* WRITTEN PROBLEM:
Collect every line in the records below that contains the word "nous".

== LISTED RECORDS ==

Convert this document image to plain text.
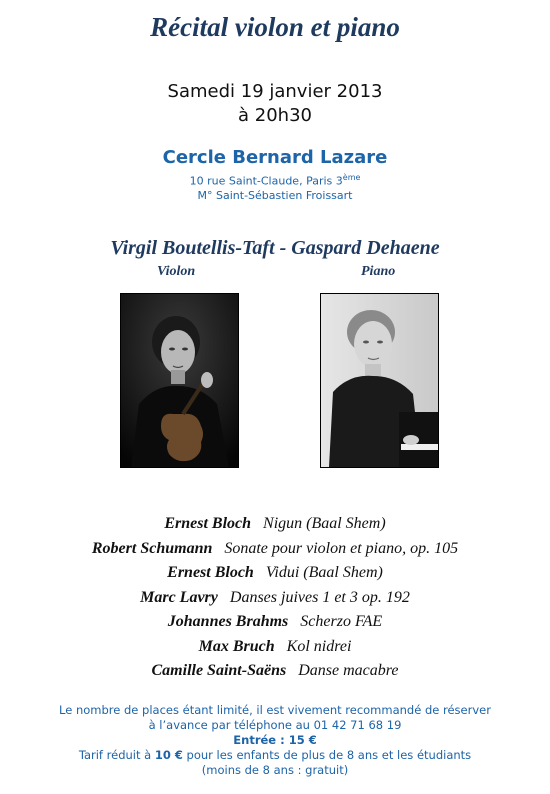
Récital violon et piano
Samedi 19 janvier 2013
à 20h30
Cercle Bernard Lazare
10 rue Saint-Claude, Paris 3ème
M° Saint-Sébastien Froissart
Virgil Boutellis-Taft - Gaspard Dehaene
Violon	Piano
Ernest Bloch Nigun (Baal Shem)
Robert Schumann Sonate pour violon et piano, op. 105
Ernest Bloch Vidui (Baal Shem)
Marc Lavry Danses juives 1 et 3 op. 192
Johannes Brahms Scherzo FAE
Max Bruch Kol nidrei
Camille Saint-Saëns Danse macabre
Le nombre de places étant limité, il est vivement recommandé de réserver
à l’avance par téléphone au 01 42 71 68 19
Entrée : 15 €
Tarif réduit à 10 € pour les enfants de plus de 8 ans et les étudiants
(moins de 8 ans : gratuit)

===
== LISTED RECORDS ==

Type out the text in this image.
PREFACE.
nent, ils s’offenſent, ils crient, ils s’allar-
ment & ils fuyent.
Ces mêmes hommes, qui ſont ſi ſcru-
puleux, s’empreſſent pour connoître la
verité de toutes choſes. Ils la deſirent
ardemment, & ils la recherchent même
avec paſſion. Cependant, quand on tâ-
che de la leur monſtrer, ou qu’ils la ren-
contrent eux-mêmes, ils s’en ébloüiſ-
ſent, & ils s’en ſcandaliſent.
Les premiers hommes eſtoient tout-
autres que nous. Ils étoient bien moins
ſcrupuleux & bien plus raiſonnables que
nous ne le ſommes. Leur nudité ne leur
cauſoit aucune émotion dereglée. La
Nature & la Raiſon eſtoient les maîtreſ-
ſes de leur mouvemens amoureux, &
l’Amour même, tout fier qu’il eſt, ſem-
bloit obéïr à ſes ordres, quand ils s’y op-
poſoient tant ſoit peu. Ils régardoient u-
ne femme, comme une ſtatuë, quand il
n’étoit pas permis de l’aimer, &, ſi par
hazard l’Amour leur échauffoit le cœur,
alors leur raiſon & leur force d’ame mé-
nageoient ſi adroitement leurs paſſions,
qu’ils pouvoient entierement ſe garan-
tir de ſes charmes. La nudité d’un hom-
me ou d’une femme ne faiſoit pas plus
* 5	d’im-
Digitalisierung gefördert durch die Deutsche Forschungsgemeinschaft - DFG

===

* SOLVED PROBLEM:
autres que nous. Ils étoient bien moins
nous ne le ſommes. Leur nudité ne leur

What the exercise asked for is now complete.